## Exercise task
How many lines of the records below contain the word "extrait"? Answer with the number alone.

>> START

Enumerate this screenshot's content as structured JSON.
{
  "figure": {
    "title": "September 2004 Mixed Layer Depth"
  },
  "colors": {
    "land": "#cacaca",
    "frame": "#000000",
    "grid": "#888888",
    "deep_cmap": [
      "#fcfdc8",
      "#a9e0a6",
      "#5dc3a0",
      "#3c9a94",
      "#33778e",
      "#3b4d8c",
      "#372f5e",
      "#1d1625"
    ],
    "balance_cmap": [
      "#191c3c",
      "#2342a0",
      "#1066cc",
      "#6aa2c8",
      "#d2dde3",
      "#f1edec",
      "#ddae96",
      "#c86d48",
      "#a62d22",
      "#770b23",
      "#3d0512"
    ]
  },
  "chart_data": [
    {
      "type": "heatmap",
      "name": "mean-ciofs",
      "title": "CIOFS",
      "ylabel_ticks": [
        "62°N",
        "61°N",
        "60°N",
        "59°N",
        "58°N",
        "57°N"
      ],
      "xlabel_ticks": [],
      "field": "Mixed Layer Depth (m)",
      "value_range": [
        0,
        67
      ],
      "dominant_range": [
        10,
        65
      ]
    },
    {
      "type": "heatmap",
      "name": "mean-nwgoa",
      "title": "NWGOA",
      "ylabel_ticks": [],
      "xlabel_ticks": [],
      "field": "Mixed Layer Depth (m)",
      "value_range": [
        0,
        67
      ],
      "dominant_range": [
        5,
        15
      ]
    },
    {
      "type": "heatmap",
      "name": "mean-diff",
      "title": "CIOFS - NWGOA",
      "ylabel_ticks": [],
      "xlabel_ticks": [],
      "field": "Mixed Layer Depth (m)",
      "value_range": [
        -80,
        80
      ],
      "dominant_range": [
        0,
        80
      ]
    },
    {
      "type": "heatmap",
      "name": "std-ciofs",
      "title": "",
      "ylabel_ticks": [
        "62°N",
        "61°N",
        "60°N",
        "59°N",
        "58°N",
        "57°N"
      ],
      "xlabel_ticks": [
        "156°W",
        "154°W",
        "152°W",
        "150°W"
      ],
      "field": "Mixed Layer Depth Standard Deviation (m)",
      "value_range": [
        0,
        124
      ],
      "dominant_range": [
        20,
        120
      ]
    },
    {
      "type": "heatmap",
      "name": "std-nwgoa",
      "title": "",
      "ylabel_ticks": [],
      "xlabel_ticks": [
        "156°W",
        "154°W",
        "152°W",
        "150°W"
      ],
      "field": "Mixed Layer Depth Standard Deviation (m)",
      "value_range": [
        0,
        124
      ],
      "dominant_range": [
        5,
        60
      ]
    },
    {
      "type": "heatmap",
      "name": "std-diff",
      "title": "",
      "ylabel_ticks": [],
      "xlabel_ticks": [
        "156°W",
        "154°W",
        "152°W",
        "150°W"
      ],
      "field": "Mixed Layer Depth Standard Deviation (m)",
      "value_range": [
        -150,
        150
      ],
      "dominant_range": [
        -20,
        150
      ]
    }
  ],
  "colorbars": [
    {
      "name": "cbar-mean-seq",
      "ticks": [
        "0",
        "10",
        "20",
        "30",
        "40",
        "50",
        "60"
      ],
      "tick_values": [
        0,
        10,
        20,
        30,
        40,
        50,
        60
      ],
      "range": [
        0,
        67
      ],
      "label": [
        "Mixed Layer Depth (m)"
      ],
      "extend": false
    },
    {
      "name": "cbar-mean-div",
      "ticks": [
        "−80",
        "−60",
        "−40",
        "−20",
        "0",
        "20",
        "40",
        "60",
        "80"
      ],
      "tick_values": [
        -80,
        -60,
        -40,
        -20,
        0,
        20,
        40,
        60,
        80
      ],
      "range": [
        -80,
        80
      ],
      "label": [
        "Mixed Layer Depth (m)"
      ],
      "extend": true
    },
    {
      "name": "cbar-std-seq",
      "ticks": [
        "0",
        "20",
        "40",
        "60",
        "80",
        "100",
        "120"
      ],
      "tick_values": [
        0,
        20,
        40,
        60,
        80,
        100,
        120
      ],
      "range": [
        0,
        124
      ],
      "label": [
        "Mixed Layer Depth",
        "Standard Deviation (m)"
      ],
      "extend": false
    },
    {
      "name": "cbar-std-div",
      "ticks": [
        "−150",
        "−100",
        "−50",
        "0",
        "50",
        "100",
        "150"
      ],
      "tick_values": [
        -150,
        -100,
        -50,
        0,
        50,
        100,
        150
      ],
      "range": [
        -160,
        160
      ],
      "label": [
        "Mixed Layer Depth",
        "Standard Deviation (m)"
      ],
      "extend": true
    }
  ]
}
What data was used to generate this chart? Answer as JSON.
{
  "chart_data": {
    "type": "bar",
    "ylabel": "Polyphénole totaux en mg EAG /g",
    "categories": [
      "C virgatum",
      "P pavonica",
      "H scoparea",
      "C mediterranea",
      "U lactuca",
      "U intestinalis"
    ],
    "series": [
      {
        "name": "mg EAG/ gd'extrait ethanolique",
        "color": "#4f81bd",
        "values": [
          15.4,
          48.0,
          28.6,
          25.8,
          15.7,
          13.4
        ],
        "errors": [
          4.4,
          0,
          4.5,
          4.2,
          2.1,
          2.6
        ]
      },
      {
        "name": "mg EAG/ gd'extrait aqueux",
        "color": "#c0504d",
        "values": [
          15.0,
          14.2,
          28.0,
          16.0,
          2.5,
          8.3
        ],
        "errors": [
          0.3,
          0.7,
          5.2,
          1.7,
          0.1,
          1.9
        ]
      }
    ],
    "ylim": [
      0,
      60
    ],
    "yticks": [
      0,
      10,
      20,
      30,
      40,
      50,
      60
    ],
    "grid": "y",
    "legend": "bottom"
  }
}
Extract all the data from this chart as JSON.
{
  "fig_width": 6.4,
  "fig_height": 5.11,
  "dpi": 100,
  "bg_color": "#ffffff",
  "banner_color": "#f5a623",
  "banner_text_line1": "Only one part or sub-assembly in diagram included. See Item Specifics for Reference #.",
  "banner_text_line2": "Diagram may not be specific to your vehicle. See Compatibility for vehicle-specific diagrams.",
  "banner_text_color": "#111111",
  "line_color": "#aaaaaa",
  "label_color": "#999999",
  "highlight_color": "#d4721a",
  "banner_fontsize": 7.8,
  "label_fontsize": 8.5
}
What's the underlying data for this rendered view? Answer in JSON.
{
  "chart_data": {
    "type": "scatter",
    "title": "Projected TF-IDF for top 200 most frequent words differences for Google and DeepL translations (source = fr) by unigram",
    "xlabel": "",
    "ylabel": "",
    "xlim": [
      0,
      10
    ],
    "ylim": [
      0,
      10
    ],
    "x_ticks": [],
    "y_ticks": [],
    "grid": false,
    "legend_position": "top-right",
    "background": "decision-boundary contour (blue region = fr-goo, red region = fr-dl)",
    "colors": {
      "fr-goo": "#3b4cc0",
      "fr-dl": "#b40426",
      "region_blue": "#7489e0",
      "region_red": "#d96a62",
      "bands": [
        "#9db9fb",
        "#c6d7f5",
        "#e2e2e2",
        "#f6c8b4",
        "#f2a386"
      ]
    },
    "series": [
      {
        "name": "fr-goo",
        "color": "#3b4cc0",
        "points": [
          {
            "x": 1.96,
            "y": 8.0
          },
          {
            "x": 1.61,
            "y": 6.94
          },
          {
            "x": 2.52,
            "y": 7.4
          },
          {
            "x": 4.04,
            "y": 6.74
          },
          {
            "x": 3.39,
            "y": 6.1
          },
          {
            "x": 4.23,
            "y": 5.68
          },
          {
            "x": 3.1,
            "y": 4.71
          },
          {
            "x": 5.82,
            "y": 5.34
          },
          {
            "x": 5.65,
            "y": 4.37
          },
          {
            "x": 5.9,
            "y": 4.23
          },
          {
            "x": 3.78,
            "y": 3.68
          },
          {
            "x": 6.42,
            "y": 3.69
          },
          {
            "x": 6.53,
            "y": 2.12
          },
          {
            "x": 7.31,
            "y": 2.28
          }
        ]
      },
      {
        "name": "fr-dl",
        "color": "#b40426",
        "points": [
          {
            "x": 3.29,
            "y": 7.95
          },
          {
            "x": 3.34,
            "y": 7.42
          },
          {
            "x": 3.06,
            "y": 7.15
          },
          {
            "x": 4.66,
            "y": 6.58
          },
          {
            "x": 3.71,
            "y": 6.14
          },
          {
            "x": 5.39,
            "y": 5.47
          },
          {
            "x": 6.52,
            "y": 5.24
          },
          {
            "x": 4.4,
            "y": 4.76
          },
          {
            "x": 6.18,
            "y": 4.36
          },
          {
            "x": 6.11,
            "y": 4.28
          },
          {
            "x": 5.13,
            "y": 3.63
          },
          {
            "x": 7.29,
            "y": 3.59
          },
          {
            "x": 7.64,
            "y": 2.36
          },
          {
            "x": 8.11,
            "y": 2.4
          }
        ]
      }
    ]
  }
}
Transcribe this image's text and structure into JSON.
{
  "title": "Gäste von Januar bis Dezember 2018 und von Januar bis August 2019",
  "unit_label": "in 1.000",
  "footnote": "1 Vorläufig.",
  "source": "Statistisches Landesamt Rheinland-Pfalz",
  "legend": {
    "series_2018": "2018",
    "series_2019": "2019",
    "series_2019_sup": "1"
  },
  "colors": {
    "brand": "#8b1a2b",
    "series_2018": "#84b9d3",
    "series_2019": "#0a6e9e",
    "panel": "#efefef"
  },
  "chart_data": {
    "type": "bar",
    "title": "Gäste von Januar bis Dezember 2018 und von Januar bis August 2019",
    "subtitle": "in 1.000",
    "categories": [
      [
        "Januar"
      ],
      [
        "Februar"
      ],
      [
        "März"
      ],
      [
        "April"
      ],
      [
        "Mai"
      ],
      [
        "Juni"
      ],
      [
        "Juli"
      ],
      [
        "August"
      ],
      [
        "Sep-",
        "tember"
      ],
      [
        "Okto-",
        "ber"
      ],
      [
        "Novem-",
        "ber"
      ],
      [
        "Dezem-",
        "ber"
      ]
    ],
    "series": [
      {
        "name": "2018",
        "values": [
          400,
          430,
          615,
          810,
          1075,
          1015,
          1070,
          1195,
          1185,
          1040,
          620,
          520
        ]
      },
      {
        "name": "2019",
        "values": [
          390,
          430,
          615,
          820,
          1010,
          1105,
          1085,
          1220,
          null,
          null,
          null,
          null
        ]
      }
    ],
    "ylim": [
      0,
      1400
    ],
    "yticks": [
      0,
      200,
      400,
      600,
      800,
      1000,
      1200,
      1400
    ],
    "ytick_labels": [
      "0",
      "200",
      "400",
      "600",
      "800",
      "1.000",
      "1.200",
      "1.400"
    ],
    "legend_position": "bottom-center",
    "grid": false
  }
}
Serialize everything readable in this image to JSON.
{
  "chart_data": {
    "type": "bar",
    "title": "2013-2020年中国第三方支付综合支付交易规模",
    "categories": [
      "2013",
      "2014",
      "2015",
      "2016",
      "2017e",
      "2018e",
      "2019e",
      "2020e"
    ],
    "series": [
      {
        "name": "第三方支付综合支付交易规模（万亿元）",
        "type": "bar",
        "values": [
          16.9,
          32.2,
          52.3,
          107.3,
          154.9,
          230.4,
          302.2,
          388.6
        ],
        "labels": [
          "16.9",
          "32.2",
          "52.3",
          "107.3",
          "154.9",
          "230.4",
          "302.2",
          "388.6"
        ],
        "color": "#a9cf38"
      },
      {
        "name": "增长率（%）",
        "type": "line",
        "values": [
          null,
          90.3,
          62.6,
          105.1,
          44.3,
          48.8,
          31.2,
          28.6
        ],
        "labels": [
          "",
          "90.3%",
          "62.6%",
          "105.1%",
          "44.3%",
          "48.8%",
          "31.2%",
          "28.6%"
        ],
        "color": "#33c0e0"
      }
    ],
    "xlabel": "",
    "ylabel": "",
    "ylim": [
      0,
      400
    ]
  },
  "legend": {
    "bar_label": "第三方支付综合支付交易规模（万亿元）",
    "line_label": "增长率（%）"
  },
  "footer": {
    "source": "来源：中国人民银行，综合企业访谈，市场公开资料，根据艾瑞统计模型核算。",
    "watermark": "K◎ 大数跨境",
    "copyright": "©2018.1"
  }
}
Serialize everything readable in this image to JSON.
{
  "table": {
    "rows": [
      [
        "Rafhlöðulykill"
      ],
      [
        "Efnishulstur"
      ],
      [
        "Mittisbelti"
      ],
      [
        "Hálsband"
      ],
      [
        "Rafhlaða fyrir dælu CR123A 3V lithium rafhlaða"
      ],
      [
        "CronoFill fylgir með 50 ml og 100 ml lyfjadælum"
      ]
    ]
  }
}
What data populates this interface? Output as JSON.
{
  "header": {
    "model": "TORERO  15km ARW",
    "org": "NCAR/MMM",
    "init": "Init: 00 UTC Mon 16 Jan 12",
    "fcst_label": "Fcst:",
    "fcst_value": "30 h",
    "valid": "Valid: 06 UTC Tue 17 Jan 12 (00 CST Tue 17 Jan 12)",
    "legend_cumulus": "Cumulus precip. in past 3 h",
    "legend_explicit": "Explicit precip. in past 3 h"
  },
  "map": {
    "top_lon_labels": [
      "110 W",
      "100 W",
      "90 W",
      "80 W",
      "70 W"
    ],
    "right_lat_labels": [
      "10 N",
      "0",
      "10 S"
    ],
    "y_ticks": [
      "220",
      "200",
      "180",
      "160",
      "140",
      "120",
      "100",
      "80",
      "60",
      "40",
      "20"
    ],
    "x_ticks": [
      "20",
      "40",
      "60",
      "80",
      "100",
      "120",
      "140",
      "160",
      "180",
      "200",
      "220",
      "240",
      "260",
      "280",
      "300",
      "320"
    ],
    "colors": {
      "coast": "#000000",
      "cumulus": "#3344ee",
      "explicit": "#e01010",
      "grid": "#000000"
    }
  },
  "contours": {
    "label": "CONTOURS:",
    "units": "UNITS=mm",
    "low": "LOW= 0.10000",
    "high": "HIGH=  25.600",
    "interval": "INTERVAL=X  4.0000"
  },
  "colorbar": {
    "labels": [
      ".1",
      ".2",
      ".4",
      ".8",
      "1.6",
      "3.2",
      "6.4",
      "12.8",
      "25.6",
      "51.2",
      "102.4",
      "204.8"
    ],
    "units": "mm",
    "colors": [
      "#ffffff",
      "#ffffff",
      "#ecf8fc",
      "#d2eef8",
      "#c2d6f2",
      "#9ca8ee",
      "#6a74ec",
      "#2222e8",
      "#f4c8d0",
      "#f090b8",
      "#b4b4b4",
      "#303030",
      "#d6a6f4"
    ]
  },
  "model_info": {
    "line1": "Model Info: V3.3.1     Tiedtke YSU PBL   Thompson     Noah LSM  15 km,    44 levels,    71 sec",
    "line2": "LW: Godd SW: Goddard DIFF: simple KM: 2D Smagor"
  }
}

>> END

## Complete response
2